[start]

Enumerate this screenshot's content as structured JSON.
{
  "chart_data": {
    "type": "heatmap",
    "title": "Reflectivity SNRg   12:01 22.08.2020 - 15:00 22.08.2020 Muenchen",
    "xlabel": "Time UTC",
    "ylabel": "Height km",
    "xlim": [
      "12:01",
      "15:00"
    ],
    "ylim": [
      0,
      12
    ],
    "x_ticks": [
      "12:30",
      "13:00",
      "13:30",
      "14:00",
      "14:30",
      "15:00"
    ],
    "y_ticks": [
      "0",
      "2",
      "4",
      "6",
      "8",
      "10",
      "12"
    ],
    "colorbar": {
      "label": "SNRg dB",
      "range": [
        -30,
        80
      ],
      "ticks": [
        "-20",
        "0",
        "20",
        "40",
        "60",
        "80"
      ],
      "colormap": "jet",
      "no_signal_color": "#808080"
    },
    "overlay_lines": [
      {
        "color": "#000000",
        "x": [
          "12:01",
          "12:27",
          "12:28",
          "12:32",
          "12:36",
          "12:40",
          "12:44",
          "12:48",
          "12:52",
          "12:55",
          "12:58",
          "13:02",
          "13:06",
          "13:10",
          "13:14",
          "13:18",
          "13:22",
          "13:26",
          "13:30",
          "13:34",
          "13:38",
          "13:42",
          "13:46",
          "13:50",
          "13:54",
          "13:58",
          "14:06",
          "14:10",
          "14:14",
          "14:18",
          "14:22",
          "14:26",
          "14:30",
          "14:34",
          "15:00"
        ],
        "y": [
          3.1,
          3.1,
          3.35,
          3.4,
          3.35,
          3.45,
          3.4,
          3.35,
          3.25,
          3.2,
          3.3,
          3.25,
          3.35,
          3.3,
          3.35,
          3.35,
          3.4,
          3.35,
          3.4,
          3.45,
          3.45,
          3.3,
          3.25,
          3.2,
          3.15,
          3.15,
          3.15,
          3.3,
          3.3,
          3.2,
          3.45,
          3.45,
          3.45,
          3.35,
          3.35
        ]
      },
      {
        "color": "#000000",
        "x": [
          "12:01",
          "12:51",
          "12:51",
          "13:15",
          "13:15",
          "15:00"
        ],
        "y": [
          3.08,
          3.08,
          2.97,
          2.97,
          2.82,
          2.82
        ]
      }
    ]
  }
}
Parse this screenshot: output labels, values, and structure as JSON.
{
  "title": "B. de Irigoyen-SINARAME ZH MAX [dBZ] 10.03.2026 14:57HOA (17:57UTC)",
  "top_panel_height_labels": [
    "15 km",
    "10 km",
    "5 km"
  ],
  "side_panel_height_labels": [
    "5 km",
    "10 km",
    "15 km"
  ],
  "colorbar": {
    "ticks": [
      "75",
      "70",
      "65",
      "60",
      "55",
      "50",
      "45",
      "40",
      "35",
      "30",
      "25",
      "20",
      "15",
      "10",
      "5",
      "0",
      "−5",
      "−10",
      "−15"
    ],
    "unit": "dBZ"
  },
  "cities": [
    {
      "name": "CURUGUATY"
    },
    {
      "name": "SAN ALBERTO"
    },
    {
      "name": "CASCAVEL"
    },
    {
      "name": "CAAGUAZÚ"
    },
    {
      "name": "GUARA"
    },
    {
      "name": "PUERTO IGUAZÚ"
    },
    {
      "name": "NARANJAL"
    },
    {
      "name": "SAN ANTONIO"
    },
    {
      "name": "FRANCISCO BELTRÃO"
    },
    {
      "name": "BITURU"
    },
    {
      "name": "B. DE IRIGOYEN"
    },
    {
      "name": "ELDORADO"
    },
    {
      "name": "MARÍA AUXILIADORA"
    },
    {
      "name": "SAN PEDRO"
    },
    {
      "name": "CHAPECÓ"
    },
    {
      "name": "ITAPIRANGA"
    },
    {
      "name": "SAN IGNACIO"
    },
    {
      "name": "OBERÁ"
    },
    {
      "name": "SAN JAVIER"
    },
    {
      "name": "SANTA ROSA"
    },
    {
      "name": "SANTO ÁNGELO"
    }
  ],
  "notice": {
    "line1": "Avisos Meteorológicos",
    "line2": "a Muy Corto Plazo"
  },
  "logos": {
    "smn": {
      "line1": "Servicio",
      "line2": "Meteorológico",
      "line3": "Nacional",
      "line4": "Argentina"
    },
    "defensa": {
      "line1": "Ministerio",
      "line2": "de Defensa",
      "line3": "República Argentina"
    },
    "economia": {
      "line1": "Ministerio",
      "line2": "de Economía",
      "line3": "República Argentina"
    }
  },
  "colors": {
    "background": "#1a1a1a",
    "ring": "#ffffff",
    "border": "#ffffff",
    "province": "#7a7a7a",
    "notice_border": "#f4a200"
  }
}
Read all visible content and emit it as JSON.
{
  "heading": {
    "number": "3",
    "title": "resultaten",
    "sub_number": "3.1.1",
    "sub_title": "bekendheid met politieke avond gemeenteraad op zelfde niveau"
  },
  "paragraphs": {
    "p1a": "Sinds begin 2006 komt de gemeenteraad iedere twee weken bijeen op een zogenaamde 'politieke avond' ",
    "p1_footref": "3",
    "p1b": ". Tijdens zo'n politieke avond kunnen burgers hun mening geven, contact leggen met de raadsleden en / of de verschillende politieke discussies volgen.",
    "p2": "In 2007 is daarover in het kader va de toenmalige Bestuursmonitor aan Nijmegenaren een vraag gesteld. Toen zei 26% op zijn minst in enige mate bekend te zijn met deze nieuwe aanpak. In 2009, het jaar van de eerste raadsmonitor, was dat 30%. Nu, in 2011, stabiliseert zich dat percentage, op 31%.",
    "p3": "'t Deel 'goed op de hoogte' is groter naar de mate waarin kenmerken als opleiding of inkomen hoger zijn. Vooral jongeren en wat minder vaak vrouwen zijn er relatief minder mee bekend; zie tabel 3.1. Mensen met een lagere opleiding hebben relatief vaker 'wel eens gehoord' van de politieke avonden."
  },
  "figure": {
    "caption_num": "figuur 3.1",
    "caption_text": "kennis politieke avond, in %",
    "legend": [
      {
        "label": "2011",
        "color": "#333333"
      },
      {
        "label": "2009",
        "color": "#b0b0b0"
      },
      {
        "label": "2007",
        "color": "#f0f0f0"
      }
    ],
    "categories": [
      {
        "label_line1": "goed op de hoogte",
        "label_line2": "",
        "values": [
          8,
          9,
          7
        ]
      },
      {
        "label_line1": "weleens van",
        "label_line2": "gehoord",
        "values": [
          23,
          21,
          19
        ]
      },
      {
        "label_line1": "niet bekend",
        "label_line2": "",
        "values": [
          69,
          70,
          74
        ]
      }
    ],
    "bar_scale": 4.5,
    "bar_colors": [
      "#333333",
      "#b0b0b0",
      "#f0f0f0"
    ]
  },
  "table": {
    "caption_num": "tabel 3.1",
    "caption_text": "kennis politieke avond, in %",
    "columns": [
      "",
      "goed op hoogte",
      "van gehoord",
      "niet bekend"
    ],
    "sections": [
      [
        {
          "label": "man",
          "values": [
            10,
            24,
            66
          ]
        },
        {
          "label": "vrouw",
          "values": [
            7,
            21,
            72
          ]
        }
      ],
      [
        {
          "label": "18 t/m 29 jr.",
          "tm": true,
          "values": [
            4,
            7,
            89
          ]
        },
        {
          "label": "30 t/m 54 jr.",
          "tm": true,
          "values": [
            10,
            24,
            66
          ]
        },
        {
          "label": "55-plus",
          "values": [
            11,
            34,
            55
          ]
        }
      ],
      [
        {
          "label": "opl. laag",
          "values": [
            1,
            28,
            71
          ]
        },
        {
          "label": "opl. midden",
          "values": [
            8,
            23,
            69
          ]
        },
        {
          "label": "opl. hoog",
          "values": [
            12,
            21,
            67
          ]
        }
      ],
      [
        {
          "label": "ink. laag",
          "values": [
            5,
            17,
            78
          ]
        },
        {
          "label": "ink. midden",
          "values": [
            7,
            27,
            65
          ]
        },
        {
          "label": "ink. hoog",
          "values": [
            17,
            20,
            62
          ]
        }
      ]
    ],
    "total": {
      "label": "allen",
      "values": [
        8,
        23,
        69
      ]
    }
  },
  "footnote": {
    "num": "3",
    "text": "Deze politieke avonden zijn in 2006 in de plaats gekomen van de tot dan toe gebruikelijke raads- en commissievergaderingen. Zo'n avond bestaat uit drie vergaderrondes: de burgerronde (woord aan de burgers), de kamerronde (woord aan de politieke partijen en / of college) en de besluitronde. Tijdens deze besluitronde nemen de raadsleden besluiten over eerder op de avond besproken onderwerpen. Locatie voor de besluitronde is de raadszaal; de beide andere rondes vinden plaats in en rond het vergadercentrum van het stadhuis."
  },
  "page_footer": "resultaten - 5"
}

[end]

§ Task objective
Give the count of lines containing "gehoord", with no added text.

§ The reply
3